**Requirements**: From the entries that follow, extract each line holding the string "Лермонтова".

-- begin Material for the task --

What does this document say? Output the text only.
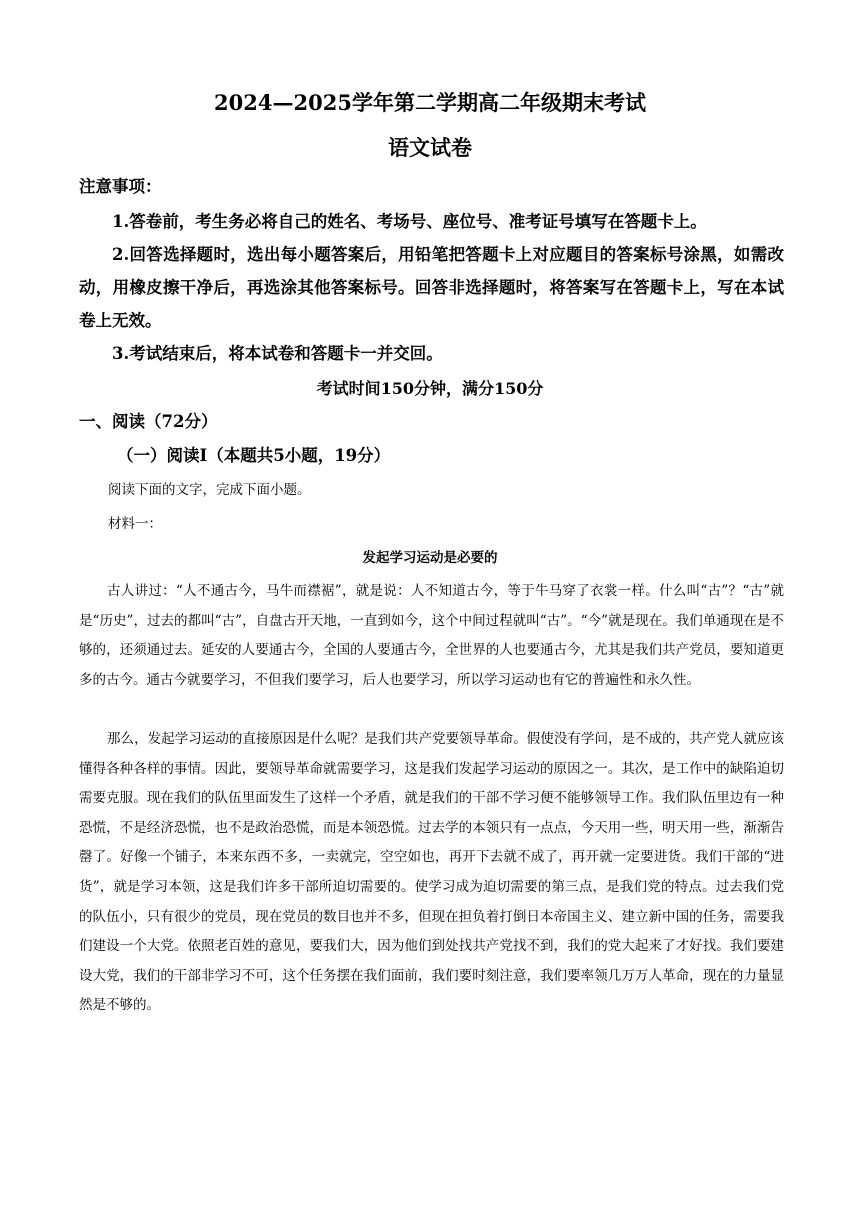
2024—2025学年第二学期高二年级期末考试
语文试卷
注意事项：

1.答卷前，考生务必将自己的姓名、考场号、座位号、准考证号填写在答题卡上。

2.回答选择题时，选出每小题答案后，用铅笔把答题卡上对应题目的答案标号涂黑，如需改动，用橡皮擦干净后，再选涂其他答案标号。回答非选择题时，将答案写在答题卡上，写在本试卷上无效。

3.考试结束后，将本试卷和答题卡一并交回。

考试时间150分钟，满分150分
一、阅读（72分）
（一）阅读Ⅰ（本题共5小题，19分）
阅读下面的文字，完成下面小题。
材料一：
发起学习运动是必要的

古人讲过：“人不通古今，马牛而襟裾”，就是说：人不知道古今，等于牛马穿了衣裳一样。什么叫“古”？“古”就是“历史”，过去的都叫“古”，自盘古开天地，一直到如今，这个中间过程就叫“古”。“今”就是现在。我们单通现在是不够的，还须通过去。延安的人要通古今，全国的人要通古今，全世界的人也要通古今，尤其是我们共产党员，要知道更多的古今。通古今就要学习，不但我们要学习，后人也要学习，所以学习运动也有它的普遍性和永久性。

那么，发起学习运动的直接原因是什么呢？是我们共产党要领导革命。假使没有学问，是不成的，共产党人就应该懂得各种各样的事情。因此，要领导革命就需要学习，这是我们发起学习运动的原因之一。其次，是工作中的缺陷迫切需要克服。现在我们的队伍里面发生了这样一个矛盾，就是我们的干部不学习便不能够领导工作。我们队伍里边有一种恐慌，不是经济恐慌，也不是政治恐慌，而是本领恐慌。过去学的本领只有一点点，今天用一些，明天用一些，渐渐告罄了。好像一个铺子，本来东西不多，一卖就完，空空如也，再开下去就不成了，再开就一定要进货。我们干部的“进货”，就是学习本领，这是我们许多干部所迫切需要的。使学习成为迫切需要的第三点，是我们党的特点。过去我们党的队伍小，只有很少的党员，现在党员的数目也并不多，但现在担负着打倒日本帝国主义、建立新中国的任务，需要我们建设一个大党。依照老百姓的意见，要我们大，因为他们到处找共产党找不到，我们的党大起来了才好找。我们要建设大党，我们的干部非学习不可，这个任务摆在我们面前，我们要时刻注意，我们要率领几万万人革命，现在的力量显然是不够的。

-- end Material for the task --
-- begin Material for the task --

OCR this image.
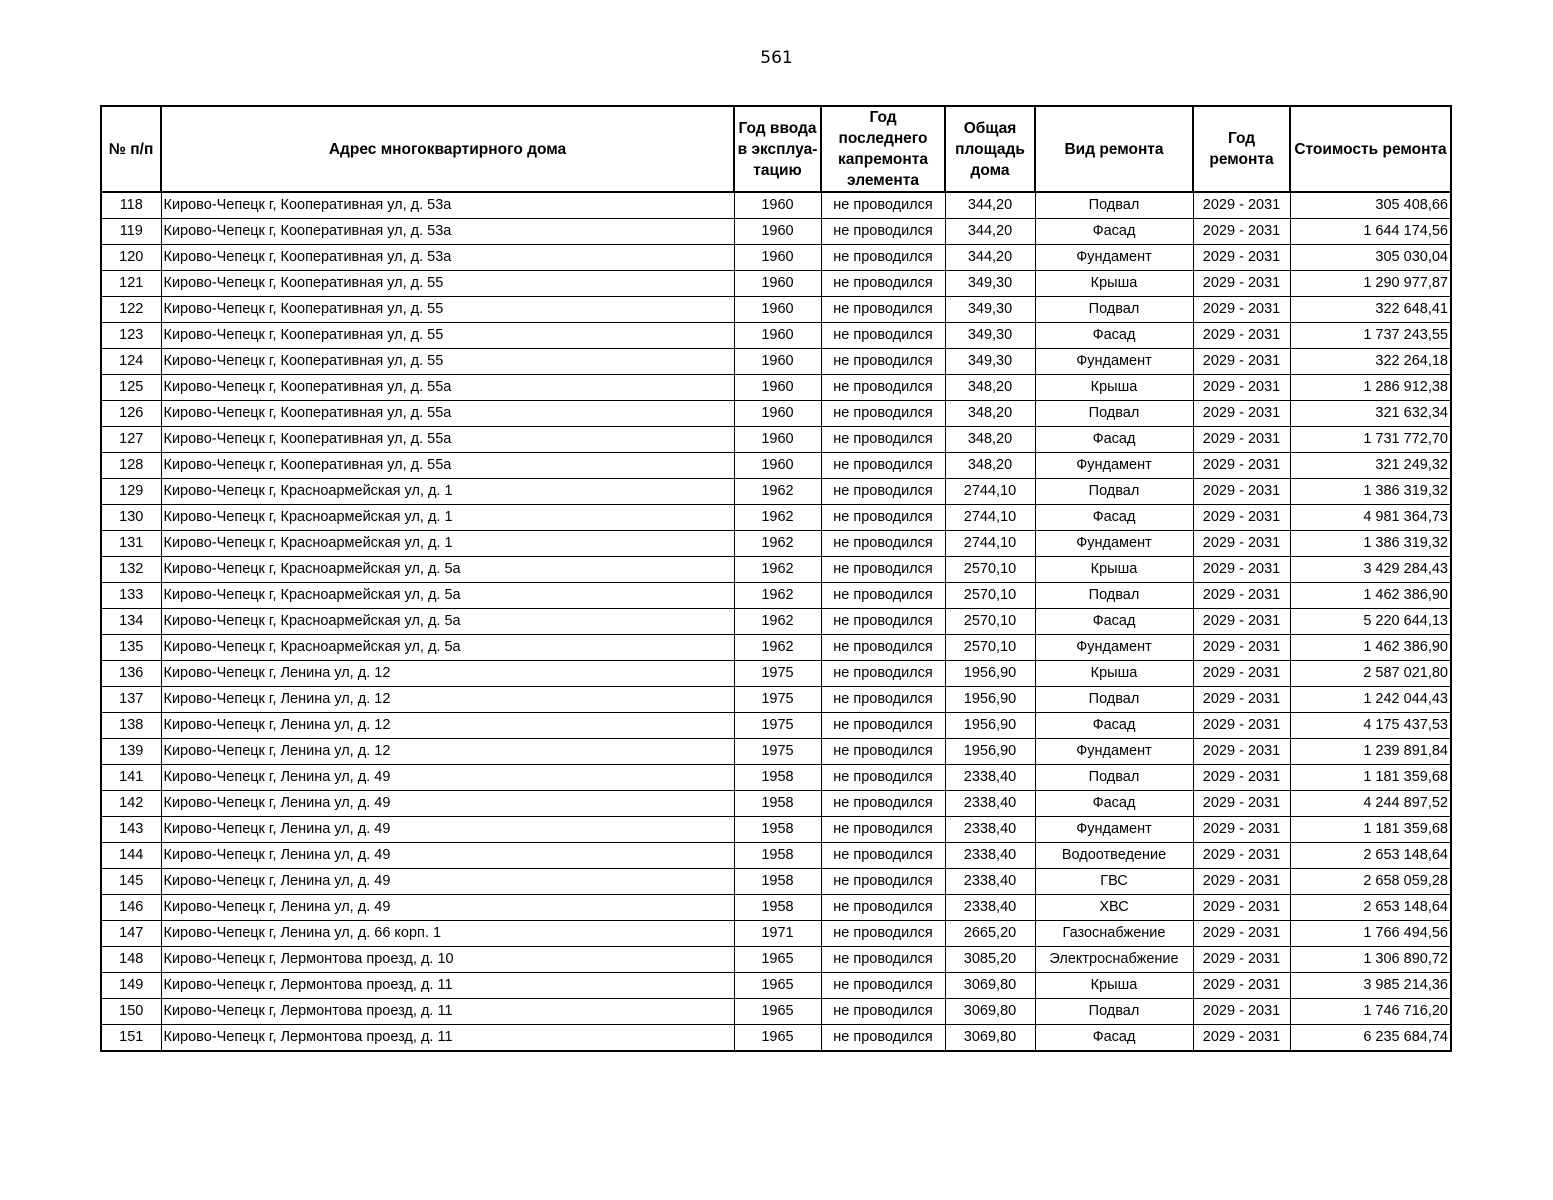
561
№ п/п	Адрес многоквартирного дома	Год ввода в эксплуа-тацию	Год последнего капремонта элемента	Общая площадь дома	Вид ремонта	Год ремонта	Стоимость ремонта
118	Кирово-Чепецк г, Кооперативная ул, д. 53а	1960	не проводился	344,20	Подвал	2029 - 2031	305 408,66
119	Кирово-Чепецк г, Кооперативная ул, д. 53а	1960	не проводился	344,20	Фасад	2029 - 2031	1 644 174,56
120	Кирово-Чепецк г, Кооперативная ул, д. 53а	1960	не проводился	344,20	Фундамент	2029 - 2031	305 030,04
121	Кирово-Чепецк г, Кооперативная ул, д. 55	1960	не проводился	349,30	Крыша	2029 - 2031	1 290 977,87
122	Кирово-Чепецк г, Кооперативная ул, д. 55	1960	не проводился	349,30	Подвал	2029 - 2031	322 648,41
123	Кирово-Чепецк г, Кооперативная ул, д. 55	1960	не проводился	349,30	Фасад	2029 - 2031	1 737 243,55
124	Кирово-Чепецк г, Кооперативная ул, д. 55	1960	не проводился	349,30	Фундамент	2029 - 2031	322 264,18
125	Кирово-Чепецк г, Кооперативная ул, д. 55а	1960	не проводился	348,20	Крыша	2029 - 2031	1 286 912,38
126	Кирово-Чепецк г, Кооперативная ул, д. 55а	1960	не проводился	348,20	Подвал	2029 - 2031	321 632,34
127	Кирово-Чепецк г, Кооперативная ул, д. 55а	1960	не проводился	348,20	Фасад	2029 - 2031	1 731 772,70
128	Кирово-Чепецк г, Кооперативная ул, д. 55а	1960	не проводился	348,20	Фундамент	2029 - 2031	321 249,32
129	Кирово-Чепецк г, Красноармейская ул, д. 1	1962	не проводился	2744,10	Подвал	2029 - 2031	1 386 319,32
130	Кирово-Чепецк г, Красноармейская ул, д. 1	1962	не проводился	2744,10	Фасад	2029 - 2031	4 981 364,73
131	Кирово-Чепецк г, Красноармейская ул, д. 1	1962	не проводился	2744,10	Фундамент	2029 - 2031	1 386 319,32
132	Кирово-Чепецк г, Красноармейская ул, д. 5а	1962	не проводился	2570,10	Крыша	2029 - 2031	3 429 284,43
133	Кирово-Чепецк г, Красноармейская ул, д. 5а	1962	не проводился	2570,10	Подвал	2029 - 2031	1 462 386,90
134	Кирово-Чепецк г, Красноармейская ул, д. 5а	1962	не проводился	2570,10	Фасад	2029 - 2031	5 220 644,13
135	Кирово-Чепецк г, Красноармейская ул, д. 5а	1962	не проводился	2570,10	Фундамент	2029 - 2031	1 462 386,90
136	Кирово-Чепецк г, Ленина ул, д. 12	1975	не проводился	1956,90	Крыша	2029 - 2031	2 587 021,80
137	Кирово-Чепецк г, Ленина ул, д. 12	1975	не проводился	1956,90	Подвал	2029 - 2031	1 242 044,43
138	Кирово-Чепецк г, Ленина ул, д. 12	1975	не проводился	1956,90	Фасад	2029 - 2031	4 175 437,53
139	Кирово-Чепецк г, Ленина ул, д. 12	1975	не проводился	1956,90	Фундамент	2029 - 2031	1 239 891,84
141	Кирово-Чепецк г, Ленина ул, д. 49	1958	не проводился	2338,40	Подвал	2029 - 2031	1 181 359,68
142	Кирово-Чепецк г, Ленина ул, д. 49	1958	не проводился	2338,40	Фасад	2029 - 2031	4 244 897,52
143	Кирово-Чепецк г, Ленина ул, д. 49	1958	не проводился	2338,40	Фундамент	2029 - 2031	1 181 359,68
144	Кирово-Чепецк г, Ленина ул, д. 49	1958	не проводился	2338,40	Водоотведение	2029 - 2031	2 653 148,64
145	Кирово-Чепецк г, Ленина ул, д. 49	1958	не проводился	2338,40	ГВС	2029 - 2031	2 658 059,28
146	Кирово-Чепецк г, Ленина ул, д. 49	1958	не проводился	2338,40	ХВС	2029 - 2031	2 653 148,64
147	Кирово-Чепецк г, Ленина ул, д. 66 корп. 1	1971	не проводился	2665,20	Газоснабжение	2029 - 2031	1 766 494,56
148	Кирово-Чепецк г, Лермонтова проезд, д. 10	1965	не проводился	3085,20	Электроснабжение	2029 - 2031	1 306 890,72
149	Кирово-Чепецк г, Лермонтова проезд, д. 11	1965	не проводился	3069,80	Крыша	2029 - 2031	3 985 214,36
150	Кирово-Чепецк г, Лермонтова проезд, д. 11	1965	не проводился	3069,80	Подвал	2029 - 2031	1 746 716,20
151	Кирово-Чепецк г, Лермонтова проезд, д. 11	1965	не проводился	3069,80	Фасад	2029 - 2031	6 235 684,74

-- end Material for the task --

**Answer to the exercise**:
148	Кирово-Чепецк г, Лермонтова проезд, д. 10	1965	не проводился	3085,20	Электроснабжение	2029 - 2031	1 306 890,72
149	Кирово-Чепецк г, Лермонтова проезд, д. 11	1965	не проводился	3069,80	Крыша	2029 - 2031	3 985 214,36
150	Кирово-Чепецк г, Лермонтова проезд, д. 11	1965	не проводился	3069,80	Подвал	2029 - 2031	1 746 716,20
151	Кирово-Чепецк г, Лермонтова проезд, д. 11	1965	не проводился	3069,80	Фасад	2029 - 2031	6 235 684,74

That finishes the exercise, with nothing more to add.